### SET TASK A
Reproduce the film review below word for word, from beginning to end.

### EXCERPT TO READ

Music Matters
A Place for Music Fans!
The Artist

A movie directed by Michel Hazanavicius

< read all 9 reviews

The Artist

  • Dec 31, 2011
Rating:
+5
The Artist has the opportunity to alienate a lot of people before anyone even steps up to the ticket counter. The movie is done in black and white, it is mostly a silent movie, and there is little chance you will recognize either lead actor. While this may deter some people from seeing it I encourage you not to be one of them. The Artistis a beautifully crafted movie, and within a couple months may be declared the best movie of the year.

The Artist is a silent movie about the silent movie era. It follows two different careers and how they intersect while the industry transitions to the talkie era. These two actors could very well be right out of the 1920's. It stars Jean Dujardin as George Valentine, the king of Hollywood during the silent film era. After his most recent premiere he bumps into Peppy Miller played by Berenice Bejo. You may not know their names now, but I'm sure the Academy does, these two play to the era perfectly and look the part to boot. While on camera they are able to capture the era by hamming it up, but when the characters are alone they play down their parts. They display every thought perfectly to the audience, who needs words when you already know exactly what’s been said.

### SET TASK B
In the rows, replace "interactable" with "clickable" in everything from the first row down to the row containing "org-dropdown[interactable]: testOrg bbox=[203, 56, 256, 73]", with both ends included, and leave all else unchanged. Give only those rows.

### RECORDS SUPPLIED
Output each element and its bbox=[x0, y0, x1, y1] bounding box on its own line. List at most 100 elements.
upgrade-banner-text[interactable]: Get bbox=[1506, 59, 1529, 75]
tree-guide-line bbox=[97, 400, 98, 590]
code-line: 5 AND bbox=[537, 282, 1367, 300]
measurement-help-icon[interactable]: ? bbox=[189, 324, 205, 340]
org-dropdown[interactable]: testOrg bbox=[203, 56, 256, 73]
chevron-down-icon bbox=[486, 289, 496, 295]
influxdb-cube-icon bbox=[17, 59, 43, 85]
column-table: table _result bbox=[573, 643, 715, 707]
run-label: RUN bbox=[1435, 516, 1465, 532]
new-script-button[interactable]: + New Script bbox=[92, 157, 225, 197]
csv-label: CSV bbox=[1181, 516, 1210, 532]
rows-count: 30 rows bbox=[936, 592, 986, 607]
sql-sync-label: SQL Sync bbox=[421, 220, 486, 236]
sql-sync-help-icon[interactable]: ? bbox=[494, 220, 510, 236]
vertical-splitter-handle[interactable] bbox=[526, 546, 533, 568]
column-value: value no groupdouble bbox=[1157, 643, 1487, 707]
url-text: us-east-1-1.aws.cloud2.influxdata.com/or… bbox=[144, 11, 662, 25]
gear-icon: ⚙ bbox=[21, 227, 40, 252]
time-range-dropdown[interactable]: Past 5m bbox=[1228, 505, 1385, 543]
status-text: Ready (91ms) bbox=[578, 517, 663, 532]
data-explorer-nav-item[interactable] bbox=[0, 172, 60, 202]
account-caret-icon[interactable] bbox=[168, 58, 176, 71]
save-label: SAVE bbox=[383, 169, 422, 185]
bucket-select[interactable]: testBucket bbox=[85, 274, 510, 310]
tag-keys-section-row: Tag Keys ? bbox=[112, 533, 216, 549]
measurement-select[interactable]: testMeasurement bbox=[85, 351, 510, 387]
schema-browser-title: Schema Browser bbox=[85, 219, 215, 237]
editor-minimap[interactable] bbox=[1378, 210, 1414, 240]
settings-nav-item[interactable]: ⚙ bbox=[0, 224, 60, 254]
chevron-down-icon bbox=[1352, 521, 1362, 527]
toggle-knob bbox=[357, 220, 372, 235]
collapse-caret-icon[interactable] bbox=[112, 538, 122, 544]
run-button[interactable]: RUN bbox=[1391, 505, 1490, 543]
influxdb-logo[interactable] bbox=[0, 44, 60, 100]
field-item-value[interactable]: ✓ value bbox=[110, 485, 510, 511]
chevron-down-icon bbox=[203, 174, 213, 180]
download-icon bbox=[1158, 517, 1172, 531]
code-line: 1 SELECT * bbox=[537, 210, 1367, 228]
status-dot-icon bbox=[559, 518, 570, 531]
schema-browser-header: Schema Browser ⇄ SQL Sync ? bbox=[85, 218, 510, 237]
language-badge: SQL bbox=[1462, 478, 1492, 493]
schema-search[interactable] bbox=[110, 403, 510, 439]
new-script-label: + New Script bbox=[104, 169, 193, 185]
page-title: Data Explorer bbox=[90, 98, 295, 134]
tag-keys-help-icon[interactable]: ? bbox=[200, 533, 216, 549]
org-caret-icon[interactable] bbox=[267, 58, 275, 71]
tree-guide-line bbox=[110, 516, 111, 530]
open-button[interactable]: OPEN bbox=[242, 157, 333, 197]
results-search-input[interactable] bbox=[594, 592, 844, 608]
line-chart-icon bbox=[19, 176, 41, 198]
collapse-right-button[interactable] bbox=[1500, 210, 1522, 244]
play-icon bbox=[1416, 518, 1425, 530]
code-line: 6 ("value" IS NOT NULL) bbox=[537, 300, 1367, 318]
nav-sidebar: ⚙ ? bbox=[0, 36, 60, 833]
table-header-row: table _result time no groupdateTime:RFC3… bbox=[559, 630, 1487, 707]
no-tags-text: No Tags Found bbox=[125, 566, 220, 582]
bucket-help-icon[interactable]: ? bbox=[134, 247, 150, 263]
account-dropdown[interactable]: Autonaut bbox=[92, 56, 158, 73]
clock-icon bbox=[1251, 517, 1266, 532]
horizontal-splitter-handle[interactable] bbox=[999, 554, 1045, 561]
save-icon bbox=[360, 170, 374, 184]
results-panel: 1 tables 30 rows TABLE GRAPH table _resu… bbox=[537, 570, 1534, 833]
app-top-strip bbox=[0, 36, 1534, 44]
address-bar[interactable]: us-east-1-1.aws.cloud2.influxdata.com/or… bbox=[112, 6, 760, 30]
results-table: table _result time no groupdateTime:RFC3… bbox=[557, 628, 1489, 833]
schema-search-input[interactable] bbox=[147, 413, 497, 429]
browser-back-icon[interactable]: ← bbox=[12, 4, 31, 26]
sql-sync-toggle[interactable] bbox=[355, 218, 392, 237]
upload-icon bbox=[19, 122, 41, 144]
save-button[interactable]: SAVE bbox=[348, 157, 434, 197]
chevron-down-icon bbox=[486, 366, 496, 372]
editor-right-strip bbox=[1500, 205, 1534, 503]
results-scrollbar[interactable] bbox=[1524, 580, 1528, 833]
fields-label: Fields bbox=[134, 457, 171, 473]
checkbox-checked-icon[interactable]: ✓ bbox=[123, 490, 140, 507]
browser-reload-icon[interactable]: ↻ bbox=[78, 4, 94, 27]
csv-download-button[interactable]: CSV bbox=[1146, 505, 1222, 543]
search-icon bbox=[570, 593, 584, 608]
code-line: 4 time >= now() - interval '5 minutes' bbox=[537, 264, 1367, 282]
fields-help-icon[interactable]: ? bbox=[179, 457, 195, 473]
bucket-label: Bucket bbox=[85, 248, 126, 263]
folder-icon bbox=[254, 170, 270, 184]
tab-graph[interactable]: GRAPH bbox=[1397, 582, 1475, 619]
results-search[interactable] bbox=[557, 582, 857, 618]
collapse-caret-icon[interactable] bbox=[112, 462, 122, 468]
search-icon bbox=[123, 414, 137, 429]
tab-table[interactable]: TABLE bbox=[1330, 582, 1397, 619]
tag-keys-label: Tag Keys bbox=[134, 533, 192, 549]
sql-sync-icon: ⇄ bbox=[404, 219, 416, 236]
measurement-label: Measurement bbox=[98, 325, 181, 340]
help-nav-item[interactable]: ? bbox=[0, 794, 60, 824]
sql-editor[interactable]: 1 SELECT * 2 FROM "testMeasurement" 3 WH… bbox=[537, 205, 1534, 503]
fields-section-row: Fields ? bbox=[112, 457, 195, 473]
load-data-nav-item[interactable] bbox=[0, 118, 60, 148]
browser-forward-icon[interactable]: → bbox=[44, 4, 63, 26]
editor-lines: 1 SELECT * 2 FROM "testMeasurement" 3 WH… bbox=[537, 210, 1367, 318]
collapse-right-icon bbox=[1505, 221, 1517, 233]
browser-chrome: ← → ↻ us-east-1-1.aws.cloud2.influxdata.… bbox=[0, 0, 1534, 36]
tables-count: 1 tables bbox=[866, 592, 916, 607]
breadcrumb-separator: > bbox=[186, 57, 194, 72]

### FINISHED ANSWER A
Music Matters
A Place for Music Fans!
The Artist

A movie directed by Michel Hazanavicius

< read all 9 reviews

The Artist

  • Dec 31, 2011
Rating:
+5
The Artist has the opportunity to alienate a lot of people before anyone even steps up to the ticket counter. The movie is done in black and white, it is mostly a silent movie, and there is little chance you will recognize either lead actor. While this may deter some people from seeing it I encourage you not to be one of them. The Artistis a beautifully crafted movie, and within a couple months may be declared the best movie of the year.

The Artist is a silent movie about the silent movie era. It follows two different careers and how they intersect while the industry transitions to the talkie era. These two actors could very well be right out of the 1920's. It stars Jean Dujardin as George Valentine, the king of Hollywood during the silent film era. After his most recent premiere he bumps into Peppy Miller played by Berenice Bejo. You may not know their names now, but I'm sure the Academy does, these two play to the era perfectly and look the part to boot. While on camera they are able to capture the era by hamming it up, but when the characters are alone they play down their parts. They display every thought perfectly to the audience, who needs words when you already know exactly what’s been said.

### FINISHED ANSWER B
Output each element and its bbox=[x0, y0, x1, y1] bounding box on its own line. List at most 100 elements.
upgrade-banner-text[clickable]: Get bbox=[1506, 59, 1529, 75]
tree-guide-line bbox=[97, 400, 98, 590]
code-line: 5 AND bbox=[537, 282, 1367, 300]
measurement-help-icon[clickable]: ? bbox=[189, 324, 205, 340]
org-dropdown[clickable]: testOrg bbox=[203, 56, 256, 73]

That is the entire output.